Source data

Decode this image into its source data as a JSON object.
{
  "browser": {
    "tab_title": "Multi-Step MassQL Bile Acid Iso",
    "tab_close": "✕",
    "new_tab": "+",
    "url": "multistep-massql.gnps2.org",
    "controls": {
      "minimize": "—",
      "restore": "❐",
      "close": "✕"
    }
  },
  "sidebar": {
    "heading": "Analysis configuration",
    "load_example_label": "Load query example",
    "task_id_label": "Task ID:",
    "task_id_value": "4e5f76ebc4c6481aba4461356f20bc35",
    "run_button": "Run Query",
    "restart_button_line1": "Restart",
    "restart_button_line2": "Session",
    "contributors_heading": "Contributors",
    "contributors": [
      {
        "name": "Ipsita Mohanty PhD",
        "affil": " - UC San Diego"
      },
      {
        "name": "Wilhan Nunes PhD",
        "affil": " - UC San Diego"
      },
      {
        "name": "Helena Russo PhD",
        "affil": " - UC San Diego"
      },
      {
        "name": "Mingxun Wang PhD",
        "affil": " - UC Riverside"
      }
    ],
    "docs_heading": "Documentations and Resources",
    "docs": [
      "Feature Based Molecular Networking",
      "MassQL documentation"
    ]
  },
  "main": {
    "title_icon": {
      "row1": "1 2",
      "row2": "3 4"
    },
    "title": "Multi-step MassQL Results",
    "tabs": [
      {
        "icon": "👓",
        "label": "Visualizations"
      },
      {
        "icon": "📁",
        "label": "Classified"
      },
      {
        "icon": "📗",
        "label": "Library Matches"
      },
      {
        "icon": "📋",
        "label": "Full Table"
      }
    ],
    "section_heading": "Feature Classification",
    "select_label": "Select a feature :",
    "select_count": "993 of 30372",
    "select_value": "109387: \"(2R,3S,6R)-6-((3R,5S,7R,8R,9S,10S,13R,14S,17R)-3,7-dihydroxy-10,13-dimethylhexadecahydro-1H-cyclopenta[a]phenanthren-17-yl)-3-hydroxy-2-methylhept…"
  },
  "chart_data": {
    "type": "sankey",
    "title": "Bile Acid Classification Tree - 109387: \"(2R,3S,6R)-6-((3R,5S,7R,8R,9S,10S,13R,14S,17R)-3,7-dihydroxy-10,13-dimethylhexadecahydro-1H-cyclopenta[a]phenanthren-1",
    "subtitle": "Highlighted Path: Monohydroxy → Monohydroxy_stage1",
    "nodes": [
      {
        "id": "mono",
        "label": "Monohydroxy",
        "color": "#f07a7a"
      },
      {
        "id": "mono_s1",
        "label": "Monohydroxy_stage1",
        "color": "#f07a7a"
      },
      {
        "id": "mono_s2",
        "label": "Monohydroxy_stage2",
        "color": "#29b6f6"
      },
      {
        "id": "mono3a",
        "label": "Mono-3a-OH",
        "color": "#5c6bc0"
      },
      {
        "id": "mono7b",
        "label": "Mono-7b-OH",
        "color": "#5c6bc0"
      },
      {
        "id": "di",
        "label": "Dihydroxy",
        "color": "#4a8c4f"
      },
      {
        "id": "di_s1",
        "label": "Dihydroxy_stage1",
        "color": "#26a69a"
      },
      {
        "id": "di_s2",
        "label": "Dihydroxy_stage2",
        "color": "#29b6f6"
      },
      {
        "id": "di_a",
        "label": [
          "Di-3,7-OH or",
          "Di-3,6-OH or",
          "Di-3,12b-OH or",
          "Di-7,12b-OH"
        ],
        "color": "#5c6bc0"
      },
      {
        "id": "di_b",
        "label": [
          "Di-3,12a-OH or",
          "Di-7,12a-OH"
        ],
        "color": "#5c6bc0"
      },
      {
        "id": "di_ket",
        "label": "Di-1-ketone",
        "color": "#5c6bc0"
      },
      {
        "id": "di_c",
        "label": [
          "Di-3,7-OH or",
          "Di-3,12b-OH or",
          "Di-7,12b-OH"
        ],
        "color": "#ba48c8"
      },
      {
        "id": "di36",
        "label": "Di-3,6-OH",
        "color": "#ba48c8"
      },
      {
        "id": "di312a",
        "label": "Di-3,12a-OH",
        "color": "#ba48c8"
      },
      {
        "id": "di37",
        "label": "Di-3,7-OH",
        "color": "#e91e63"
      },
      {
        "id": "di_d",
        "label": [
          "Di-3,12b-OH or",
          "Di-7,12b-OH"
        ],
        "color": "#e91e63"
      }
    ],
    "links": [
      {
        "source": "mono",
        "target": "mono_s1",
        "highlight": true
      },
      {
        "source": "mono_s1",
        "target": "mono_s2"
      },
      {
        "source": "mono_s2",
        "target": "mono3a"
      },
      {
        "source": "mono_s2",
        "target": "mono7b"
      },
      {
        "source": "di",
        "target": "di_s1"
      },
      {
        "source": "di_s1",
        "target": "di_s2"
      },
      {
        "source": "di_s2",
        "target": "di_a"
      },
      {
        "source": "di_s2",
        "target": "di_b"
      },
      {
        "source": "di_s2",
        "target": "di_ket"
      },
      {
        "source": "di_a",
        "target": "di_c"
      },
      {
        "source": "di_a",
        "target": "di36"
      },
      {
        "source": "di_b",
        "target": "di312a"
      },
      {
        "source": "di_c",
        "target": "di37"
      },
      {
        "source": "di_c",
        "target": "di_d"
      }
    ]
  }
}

* [WRITTEN INSTRUCTION] Type the material above out again, exactly.

* [TASK RESULT]
Decode this image into its source data as a JSON object.
{
  "browser": {
    "tab_title": "Multi-Step MassQL Bile Acid Iso",
    "tab_close": "✕",
    "new_tab": "+",
    "url": "multistep-massql.gnps2.org",
    "controls": {
      "minimize": "—",
      "restore": "❐",
      "close": "✕"
    }
  },
  "sidebar": {
    "heading": "Analysis configuration",
    "load_example_label": "Load query example",
    "task_id_label": "Task ID:",
    "task_id_value": "4e5f76ebc4c6481aba4461356f20bc35",
    "run_button": "Run Query",
    "restart_button_line1": "Restart",
    "restart_button_line2": "Session",
    "contributors_heading": "Contributors",
    "contributors": [
      {
        "name": "Ipsita Mohanty PhD",
        "affil": " - UC San Diego"
      },
      {
        "name": "Wilhan Nunes PhD",
        "affil": " - UC San Diego"
      },
      {
        "name": "Helena Russo PhD",
        "affil": " - UC San Diego"
      },
      {
        "name": "Mingxun Wang PhD",
        "affil": " - UC Riverside"
      }
    ],
    "docs_heading": "Documentations and Resources",
    "docs": [
      "Feature Based Molecular Networking",
      "MassQL documentation"
    ]
  },
  "main": {
    "title_icon": {
      "row1": "1 2",
      "row2": "3 4"
    },
    "title": "Multi-step MassQL Results",
    "tabs": [
      {
        "icon": "👓",
        "label": "Visualizations"
      },
      {
        "icon": "📁",
        "label": "Classified"
      },
      {
        "icon": "📗",
        "label": "Library Matches"
      },
      {
        "icon": "📋",
        "label": "Full Table"
      }
    ],
    "section_heading": "Feature Classification",
    "select_label": "Select a feature :",
    "select_count": "993 of 30372",
    "select_value": "109387: \"(2R,3S,6R)-6-((3R,5S,7R,8R,9S,10S,13R,14S,17R)-3,7-dihydroxy-10,13-dimethylhexadecahydro-1H-cyclopenta[a]phenanthren-17-yl)-3-hydroxy-2-methylhept…"
  },
  "chart_data": {
    "type": "sankey",
    "title": "Bile Acid Classification Tree - 109387: \"(2R,3S,6R)-6-((3R,5S,7R,8R,9S,10S,13R,14S,17R)-3,7-dihydroxy-10,13-dimethylhexadecahydro-1H-cyclopenta[a]phenanthren-1",
    "subtitle": "Highlighted Path: Monohydroxy → Monohydroxy_stage1",
    "nodes": [
      {
        "id": "mono",
        "label": "Monohydroxy",
        "color": "#f07a7a"
      },
      {
        "id": "mono_s1",
        "label": "Monohydroxy_stage1",
        "color": "#f07a7a"
      },
      {
        "id": "mono_s2",
        "label": "Monohydroxy_stage2",
        "color": "#29b6f6"
      },
      {
        "id": "mono3a",
        "label": "Mono-3a-OH",
        "color": "#5c6bc0"
      },
      {
        "id": "mono7b",
        "label": "Mono-7b-OH",
        "color": "#5c6bc0"
      },
      {
        "id": "di",
        "label": "Dihydroxy",
        "color": "#4a8c4f"
      },
      {
        "id": "di_s1",
        "label": "Dihydroxy_stage1",
        "color": "#26a69a"
      },
      {
        "id": "di_s2",
        "label": "Dihydroxy_stage2",
        "color": "#29b6f6"
      },
      {
        "id": "di_a",
        "label": [
          "Di-3,7-OH or",
          "Di-3,6-OH or",
          "Di-3,12b-OH or",
          "Di-7,12b-OH"
        ],
        "color": "#5c6bc0"
      },
      {
        "id": "di_b",
        "label": [
          "Di-3,12a-OH or",
          "Di-7,12a-OH"
        ],
        "color": "#5c6bc0"
      },
      {
        "id": "di_ket",
        "label": "Di-1-ketone",
        "color": "#5c6bc0"
      },
      {
        "id": "di_c",
        "label": [
          "Di-3,7-OH or",
          "Di-3,12b-OH or",
          "Di-7,12b-OH"
        ],
        "color": "#ba48c8"
      },
      {
        "id": "di36",
        "label": "Di-3,6-OH",
        "color": "#ba48c8"
      },
      {
        "id": "di312a",
        "label": "Di-3,12a-OH",
        "color": "#ba48c8"
      },
      {
        "id": "di37",
        "label": "Di-3,7-OH",
        "color": "#e91e63"
      },
      {
        "id": "di_d",
        "label": [
          "Di-3,12b-OH or",
          "Di-7,12b-OH"
        ],
        "color": "#e91e63"
      }
    ],
    "links": [
      {
        "source": "mono",
        "target": "mono_s1",
        "highlight": true
      },
      {
        "source": "mono_s1",
        "target": "mono_s2"
      },
      {
        "source": "mono_s2",
        "target": "mono3a"
      },
      {
        "source": "mono_s2",
        "target": "mono7b"
      },
      {
        "source": "di",
        "target": "di_s1"
      },
      {
        "source": "di_s1",
        "target": "di_s2"
      },
      {
        "source": "di_s2",
        "target": "di_a"
      },
      {
        "source": "di_s2",
        "target": "di_b"
      },
      {
        "source": "di_s2",
        "target": "di_ket"
      },
      {
        "source": "di_a",
        "target": "di_c"
      },
      {
        "source": "di_a",
        "target": "di36"
      },
      {
        "source": "di_b",
        "target": "di312a"
      },
      {
        "source": "di_c",
        "target": "di37"
      },
      {
        "source": "di_c",
        "target": "di_d"
      }
    ]
  }
}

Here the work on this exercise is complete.